— begin Extracted data —
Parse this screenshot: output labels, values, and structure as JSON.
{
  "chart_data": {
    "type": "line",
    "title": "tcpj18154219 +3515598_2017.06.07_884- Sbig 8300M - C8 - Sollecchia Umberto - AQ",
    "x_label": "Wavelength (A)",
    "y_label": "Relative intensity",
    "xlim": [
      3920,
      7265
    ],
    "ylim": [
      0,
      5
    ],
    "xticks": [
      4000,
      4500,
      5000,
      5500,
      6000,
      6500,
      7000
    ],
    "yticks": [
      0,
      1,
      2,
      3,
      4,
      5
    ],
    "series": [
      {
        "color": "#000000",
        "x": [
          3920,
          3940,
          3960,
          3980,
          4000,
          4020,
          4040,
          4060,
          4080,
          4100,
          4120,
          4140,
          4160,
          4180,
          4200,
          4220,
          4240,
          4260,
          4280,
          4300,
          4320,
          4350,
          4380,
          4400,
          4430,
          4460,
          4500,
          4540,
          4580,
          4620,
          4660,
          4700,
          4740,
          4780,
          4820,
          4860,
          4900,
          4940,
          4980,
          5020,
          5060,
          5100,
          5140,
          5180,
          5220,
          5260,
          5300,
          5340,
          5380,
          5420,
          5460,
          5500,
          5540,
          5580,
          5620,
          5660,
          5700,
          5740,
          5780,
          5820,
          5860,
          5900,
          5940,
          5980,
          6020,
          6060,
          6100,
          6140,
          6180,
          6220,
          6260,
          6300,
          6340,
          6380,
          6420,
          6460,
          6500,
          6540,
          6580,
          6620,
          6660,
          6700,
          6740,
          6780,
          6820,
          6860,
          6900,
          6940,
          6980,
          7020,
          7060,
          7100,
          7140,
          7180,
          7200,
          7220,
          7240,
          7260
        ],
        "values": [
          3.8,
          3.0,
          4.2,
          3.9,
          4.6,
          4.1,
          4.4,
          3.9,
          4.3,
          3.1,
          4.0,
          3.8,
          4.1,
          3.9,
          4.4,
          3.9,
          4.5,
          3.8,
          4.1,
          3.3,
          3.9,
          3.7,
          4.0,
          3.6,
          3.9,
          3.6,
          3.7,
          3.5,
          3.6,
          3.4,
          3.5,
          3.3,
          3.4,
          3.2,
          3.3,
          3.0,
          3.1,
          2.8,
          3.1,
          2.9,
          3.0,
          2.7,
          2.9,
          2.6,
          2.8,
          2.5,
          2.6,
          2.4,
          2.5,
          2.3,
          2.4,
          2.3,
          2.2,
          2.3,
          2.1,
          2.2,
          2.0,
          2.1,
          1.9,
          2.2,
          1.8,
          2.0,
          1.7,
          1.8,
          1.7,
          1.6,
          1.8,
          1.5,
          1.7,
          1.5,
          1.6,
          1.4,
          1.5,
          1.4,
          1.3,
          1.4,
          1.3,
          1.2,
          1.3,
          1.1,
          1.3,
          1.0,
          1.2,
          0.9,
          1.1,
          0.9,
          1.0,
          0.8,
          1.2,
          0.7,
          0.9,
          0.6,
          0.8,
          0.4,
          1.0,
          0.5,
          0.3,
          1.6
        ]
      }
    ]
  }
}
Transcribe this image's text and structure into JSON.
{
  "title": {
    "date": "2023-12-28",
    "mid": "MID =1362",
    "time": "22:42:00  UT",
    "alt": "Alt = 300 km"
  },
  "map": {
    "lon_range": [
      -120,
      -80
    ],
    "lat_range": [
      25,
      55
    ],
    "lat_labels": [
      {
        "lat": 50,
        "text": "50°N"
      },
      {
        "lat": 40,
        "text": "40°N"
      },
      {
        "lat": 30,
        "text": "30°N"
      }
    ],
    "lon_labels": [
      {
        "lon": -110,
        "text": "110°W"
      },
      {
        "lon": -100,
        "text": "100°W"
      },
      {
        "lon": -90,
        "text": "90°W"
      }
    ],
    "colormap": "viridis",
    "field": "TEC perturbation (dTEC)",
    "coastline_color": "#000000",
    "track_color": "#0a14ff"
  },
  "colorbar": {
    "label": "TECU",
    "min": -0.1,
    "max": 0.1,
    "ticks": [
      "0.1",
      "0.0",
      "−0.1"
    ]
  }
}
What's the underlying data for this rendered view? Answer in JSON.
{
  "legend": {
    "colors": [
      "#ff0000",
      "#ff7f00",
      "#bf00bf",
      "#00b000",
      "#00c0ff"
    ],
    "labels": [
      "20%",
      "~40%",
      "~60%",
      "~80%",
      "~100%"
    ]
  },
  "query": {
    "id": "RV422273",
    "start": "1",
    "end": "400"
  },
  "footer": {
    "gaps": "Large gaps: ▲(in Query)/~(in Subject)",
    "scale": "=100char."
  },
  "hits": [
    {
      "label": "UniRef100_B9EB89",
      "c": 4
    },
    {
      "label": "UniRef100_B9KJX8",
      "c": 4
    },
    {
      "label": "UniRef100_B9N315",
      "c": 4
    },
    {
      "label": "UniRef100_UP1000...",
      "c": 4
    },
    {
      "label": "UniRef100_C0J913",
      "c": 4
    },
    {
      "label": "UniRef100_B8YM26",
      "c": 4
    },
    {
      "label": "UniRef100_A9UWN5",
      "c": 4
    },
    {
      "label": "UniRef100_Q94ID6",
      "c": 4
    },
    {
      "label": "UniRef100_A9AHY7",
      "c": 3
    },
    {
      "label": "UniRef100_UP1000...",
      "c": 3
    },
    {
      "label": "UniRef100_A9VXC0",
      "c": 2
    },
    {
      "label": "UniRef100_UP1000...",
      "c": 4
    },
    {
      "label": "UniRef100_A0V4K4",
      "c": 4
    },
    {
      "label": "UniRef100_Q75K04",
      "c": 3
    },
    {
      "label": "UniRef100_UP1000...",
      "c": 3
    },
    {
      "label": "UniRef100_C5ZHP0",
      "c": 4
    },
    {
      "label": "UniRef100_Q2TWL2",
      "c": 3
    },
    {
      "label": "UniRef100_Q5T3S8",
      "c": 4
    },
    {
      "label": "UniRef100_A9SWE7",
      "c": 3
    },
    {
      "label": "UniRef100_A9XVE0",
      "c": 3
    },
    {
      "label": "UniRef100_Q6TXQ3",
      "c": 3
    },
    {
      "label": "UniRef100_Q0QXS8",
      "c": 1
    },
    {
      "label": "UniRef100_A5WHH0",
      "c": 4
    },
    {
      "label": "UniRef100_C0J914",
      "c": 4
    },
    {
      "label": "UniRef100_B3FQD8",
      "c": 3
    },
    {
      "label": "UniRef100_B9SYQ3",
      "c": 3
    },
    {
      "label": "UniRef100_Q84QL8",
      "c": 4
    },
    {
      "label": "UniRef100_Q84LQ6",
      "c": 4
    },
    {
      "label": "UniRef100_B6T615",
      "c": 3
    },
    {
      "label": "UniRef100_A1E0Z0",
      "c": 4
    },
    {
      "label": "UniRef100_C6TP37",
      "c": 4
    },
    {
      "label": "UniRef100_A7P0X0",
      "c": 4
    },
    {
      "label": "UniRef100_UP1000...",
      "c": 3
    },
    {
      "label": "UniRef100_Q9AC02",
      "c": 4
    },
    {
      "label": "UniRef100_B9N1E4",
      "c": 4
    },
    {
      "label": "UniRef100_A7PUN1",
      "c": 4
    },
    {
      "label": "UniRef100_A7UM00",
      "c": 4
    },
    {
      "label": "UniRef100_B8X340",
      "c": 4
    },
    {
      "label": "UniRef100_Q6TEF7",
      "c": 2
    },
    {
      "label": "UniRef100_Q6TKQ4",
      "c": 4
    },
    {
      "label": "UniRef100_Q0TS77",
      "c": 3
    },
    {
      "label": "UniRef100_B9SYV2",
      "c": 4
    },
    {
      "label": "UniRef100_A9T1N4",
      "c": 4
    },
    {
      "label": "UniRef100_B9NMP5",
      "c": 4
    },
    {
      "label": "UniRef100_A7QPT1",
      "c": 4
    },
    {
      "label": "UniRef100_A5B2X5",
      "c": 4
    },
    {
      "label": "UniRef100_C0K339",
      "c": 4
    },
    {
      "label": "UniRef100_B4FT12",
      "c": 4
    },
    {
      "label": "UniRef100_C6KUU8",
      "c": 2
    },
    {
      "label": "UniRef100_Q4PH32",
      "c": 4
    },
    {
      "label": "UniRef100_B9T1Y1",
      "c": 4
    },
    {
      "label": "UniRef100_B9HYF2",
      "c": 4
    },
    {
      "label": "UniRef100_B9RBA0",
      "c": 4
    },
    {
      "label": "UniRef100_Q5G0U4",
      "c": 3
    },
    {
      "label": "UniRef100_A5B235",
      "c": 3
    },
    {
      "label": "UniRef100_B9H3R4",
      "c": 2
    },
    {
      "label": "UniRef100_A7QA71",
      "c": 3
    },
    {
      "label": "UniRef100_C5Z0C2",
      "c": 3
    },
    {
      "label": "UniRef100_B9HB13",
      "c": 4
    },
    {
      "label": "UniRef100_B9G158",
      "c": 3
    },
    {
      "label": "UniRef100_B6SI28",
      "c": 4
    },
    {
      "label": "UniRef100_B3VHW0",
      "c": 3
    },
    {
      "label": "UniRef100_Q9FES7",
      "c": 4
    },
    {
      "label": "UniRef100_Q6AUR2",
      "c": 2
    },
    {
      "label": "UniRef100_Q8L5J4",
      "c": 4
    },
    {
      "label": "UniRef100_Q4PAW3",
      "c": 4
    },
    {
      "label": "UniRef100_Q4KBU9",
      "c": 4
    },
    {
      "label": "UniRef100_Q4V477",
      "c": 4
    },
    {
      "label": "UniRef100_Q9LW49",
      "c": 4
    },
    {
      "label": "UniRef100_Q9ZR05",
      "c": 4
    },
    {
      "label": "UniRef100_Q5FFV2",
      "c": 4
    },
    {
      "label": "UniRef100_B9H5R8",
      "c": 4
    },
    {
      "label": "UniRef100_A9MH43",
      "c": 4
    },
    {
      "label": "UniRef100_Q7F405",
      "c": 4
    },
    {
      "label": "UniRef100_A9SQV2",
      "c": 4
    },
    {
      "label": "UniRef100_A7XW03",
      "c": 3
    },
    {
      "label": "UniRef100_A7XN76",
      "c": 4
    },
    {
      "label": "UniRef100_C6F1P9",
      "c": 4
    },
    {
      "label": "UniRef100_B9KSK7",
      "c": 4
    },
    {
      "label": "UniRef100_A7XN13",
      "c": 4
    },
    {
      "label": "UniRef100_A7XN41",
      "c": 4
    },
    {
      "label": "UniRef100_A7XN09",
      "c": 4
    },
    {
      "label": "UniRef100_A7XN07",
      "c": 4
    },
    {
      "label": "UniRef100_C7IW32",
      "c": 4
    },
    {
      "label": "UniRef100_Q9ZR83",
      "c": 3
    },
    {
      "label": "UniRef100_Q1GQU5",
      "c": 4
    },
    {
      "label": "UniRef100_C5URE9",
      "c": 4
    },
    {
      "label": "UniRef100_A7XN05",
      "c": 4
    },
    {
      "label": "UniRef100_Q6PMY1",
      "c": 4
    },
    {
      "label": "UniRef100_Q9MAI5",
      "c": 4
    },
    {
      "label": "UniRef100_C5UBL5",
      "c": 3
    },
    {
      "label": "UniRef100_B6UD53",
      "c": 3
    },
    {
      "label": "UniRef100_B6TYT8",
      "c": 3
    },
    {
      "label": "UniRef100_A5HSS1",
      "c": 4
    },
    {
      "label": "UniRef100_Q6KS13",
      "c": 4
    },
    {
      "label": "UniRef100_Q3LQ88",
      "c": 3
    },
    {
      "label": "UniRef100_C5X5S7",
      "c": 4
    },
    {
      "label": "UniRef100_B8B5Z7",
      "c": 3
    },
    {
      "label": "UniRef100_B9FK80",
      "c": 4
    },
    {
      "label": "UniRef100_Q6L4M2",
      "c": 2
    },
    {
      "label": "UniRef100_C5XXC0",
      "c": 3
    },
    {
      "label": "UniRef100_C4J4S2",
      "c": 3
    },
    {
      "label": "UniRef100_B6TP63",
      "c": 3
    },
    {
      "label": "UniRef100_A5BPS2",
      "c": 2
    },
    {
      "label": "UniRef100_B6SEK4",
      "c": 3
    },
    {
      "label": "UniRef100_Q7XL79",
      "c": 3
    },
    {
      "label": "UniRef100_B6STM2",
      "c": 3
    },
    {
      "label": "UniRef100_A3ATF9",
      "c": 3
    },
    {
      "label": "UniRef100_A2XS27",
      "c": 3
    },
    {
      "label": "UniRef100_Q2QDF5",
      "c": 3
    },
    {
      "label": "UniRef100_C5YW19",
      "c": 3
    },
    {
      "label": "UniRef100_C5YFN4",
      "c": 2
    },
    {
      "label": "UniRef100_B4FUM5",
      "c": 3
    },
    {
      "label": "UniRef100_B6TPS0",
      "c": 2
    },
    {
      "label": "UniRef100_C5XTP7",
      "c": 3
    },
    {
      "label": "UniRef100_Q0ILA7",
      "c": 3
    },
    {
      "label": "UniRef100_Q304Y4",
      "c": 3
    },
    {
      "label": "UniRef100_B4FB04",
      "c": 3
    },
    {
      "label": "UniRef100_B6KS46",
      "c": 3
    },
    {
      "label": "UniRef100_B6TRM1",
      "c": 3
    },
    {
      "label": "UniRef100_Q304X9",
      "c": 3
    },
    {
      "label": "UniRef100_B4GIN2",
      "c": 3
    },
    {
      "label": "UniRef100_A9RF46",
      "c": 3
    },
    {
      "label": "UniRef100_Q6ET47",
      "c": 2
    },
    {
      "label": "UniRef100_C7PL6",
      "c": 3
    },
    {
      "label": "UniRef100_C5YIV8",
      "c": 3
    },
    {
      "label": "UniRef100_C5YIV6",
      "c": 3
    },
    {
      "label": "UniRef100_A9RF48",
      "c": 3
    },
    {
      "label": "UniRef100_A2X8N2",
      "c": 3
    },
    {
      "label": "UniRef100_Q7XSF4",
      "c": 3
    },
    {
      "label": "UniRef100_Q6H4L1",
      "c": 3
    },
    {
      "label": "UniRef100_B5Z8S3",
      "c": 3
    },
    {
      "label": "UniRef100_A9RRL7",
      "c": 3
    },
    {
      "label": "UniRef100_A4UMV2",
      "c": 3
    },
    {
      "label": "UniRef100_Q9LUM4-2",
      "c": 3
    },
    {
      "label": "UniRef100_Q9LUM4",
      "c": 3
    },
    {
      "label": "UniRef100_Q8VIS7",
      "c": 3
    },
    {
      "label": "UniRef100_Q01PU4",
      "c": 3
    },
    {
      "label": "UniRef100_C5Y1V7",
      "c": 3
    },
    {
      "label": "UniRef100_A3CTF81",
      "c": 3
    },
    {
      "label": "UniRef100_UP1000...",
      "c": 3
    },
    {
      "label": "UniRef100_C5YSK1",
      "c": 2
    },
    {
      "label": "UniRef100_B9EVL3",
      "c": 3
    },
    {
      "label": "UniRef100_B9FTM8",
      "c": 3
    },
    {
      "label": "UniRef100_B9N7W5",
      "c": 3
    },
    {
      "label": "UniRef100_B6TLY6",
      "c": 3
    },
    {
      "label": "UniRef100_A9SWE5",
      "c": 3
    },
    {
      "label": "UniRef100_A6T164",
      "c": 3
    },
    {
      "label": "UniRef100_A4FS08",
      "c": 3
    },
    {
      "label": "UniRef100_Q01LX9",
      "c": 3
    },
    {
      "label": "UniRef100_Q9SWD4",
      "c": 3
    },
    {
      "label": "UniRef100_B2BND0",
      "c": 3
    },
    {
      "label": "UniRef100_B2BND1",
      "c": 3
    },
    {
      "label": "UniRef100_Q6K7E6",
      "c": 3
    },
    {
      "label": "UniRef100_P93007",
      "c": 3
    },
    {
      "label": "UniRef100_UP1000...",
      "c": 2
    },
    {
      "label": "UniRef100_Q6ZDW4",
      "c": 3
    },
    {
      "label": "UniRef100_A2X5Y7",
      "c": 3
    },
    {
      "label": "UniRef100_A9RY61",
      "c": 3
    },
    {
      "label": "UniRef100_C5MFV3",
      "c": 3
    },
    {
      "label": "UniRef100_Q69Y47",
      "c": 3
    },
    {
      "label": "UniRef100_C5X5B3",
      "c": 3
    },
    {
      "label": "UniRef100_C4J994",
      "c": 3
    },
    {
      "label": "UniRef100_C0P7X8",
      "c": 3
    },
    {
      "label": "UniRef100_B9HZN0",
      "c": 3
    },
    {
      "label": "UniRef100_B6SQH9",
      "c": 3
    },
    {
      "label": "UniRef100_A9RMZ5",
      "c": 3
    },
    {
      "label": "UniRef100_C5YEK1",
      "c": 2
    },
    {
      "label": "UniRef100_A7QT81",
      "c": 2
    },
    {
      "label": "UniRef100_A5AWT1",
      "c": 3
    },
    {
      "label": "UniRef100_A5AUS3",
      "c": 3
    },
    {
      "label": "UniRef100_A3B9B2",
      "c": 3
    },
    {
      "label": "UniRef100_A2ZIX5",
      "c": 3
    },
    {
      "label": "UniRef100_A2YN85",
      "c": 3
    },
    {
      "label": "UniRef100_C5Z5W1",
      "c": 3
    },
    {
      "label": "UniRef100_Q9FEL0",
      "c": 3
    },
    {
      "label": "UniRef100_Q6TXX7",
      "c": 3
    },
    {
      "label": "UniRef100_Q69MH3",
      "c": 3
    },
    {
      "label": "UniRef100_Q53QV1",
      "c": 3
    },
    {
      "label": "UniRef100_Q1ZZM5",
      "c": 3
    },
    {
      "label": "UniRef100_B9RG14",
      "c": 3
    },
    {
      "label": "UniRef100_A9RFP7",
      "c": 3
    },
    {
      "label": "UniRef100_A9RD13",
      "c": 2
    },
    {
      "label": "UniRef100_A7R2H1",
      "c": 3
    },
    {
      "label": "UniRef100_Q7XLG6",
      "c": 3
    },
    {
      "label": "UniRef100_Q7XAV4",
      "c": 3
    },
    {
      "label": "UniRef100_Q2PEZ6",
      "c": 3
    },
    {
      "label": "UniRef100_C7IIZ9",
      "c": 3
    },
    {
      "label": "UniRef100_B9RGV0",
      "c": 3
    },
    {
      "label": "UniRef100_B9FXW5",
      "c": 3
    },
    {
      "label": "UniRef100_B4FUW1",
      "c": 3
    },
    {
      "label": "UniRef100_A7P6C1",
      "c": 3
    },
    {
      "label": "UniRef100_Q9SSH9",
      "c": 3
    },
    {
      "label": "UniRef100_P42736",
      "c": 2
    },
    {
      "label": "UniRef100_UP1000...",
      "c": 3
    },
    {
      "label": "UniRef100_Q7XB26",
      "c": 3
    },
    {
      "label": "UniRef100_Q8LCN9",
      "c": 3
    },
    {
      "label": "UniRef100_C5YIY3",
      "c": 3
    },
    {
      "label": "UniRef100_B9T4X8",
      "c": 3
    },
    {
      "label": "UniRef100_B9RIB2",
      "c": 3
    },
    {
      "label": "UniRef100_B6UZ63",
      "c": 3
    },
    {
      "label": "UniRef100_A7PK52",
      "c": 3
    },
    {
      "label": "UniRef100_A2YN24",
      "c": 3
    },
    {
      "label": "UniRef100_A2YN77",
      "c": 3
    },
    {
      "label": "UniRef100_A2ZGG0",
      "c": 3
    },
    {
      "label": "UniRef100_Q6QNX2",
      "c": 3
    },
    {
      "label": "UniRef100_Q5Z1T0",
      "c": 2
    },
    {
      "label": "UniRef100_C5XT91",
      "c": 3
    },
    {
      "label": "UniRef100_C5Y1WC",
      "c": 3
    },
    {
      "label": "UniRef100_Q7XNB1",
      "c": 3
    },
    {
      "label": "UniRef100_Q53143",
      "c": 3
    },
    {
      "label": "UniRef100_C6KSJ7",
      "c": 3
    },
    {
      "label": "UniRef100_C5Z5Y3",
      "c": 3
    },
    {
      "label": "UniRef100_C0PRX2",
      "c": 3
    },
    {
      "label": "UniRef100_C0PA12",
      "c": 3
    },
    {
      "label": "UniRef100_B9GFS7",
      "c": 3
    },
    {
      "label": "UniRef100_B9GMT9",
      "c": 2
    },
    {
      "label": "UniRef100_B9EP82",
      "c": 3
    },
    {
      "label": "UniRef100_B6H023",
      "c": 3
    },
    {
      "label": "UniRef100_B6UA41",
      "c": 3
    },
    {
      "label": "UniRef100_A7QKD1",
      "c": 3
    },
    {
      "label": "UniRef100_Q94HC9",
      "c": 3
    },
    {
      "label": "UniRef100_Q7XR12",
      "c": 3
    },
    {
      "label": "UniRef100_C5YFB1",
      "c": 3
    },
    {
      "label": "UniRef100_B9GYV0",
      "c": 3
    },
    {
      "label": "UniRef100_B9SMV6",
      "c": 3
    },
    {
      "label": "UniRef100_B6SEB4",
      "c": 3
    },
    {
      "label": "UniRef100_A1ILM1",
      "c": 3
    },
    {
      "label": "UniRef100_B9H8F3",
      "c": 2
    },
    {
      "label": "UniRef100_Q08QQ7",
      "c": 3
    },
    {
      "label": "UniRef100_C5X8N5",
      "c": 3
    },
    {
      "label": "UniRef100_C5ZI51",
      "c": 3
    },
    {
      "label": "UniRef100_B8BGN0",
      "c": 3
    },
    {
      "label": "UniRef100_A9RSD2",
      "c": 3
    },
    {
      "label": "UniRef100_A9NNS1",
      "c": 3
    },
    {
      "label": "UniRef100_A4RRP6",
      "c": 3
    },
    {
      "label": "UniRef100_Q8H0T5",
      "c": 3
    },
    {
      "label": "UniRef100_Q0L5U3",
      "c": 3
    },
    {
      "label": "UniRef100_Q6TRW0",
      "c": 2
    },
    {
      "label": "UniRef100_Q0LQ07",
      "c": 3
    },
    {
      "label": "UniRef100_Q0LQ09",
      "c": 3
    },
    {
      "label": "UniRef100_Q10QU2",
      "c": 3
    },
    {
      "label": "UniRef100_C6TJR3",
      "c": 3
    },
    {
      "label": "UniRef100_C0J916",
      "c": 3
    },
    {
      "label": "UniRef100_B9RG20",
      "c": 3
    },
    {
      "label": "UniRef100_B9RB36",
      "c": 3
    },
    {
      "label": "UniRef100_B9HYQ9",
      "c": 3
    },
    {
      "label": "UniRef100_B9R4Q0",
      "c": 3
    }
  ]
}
— end Extracted data —
Reply with the number of lines in the material above that contain "title", and nothing more.

2